TRECHO DA PÁGINA:
• • •

O que aconteceu: Maurício se alinhou como vice de João Henrique, então no PDT/PSDB, e depois teve seu nome detonado após denúncia, sendo substituído na chapa por Nestor Duarte (PSDB). Acontece que, com essa manobra, João perdeu Maurício, mas ganhou sua base eleitoral nas classes C/D. Quando Varela saiu do páreo, João ficou com o restante na banda larga e terminou o primeiro turno com 43.6% dos votos. João era a classe média e conseguiu nesses dois movimentos colocar na sua sacola de votos a pobreza, a periferia de Varela e Maurício.
Houve, a rigor, terminado o primeiro turno, uma inversão na tabela do Vox: o PFL que tinha 33% terminou com 23.8% votos de César Borges no primeiro turno; e a oposição que tinha 24 ficou com os 33% do PFL, somando-se os votos de Nelson Pelegrino - PT/PCdoB (23.3) + os de Lídice da Mata (PSB/PMDB) 10.5% = 33.9%. No mais foi PTB, com Benito Gama, Da Luz e outros menos votados para fechar os 100%. João, repito o que já disse em outros momentos, estava com a eleição ganha, quer tivesse o apoio formal ou não da oposição, pois, esta jamais se alinharia com César Borges/ACM.

• • •

DADOS EXTRAÍDOS:
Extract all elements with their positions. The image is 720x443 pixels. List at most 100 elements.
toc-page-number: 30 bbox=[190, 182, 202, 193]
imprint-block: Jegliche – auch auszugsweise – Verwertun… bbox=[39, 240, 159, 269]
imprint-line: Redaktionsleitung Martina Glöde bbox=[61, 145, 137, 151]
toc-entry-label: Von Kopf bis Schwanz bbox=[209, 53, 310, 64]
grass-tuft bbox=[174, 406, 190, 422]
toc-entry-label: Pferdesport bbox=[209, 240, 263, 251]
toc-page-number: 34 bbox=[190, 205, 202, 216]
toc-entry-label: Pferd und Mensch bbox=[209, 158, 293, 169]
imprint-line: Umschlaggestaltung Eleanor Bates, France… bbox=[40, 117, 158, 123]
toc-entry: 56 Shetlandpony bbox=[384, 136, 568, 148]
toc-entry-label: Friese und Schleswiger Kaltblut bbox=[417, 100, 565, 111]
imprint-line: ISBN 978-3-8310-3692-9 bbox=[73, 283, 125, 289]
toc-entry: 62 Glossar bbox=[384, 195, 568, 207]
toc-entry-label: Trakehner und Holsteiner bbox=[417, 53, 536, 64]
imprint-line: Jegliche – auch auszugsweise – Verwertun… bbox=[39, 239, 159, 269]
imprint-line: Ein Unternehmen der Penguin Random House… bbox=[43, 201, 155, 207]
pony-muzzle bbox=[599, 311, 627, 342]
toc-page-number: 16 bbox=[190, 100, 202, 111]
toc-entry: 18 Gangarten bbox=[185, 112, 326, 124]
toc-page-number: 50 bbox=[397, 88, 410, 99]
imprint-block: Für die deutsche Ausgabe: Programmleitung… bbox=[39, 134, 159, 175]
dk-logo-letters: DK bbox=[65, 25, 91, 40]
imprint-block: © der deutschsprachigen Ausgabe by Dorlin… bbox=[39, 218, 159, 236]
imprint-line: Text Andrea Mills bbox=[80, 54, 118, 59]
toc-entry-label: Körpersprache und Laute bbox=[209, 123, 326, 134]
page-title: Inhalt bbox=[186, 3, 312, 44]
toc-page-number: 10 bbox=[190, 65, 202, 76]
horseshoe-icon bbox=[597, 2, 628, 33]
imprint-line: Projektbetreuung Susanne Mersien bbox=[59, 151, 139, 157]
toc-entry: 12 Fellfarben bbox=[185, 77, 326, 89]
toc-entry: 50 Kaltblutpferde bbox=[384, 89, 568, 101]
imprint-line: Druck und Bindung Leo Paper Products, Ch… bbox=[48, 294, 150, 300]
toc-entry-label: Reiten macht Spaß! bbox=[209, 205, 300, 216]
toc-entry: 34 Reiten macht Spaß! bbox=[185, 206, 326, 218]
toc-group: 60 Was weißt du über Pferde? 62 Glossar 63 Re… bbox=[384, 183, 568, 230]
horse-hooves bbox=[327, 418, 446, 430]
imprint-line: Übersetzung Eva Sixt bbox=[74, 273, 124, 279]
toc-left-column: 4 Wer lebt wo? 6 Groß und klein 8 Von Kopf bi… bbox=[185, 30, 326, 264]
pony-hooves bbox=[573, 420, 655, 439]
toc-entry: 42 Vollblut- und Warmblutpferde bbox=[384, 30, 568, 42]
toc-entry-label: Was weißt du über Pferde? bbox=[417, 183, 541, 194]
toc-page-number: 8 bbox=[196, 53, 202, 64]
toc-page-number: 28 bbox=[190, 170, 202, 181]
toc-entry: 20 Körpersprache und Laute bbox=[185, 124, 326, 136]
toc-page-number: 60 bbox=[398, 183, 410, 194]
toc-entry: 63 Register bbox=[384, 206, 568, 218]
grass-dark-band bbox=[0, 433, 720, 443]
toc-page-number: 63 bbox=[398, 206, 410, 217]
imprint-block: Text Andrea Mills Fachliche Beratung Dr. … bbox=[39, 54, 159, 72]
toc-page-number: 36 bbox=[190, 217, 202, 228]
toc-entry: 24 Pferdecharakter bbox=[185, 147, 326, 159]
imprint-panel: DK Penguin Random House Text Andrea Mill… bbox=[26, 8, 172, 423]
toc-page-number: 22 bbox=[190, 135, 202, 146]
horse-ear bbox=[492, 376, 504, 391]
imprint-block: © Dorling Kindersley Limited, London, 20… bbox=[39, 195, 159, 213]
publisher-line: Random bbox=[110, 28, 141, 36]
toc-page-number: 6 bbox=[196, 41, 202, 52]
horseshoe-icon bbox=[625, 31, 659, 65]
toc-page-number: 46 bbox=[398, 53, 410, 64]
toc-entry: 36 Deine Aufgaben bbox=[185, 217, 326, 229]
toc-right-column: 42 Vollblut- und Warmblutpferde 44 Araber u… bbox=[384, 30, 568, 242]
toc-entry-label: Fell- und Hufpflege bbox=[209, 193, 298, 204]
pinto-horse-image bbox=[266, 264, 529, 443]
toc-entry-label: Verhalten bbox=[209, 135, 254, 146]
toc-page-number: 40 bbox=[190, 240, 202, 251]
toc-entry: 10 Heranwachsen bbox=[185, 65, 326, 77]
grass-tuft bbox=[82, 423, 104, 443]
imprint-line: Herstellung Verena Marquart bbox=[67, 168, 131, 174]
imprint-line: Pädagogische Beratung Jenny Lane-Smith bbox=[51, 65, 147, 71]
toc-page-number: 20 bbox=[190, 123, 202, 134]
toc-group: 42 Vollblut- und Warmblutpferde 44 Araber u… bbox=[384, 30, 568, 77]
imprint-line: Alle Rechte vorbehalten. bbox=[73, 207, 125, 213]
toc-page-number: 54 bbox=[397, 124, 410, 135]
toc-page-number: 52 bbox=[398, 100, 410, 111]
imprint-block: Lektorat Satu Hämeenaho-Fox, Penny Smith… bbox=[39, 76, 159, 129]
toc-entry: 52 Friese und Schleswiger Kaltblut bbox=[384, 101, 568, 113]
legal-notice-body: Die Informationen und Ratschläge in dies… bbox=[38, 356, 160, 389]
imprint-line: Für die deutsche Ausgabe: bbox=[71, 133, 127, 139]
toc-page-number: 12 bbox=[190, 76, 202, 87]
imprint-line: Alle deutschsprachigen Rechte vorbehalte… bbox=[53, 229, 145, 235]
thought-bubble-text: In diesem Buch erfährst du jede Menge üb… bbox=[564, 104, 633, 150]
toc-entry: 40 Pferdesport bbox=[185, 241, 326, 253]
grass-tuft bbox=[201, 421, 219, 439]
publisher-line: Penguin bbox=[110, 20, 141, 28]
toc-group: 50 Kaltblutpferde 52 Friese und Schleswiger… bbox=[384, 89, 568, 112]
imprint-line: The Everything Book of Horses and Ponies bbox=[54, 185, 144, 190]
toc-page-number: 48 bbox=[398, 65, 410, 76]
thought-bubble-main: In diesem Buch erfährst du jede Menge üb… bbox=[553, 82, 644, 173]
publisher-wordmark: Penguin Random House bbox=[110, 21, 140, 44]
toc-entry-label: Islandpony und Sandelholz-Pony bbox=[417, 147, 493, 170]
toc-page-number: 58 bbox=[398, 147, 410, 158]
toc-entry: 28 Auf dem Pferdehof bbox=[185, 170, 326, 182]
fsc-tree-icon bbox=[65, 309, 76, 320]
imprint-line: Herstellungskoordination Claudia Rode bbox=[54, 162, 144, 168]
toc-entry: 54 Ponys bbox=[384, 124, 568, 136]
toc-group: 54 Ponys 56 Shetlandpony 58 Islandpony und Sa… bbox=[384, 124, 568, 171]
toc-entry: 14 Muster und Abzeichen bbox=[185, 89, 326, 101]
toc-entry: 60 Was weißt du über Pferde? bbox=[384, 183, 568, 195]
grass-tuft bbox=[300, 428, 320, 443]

• • •

LISTA DE EXERCÍCIOS:
- a) Segundo o trecho sobre a disputa eleitoral, quem substituiu Maurício na chapa de João Henrique?
- b) Prossiga a redação do trecho sobre a disputa eleitoral a partir do ponto em que ele termina.

GABARITO:
- a) Nestor Duarte (PSDB).

- b)
E o que está acontecendo com os números apresentados pelo DataFolha, no último dia 9/12? Os protagonistas são os mesmos de 2004, com diferenças apenas de posturas políticas. Antonio Imbassahy, no PSDB, distancia-se do carlismo; Raimundo Varela, do PRB, mantém sua plataforma populista; ACM Neto, Democratas, encarna a herança do carlismo histórico; João Henrique (PMDB), agora na posição de vidraça e sem a bandeira da classe média que abraçara em 2004; Lídice da Mata, PSB, sustentando-se no voto de opinião e na melhoria de sua imagem com a cidade; PT (Nelson Pelegrino e Walter Pinheiro) perdido na indefinição de ser ou não; PCdoB, marcando apenas posição política.
Esse é o quadro: João Henrique, a rigor, para alcançar os 43.6% tem que gastar ainda muita sola do sapato, pois, pontua no melhor cenário do DataFolha com 17%. Raimundo Varela, o líder da pesquisa, com 19/22% é uma incógnita. É o pêndulo da próxima eleição. Mantendo-se na disputa é competitivo e tem alguma chance de chegar ao segundo turno. Mas, Varela, historicamente, sempre começa assim e depois da uma dor de barriga e sai da raia. Se sair, dará uma desarrumada no processo. Aliás, como aconteceu em 2004.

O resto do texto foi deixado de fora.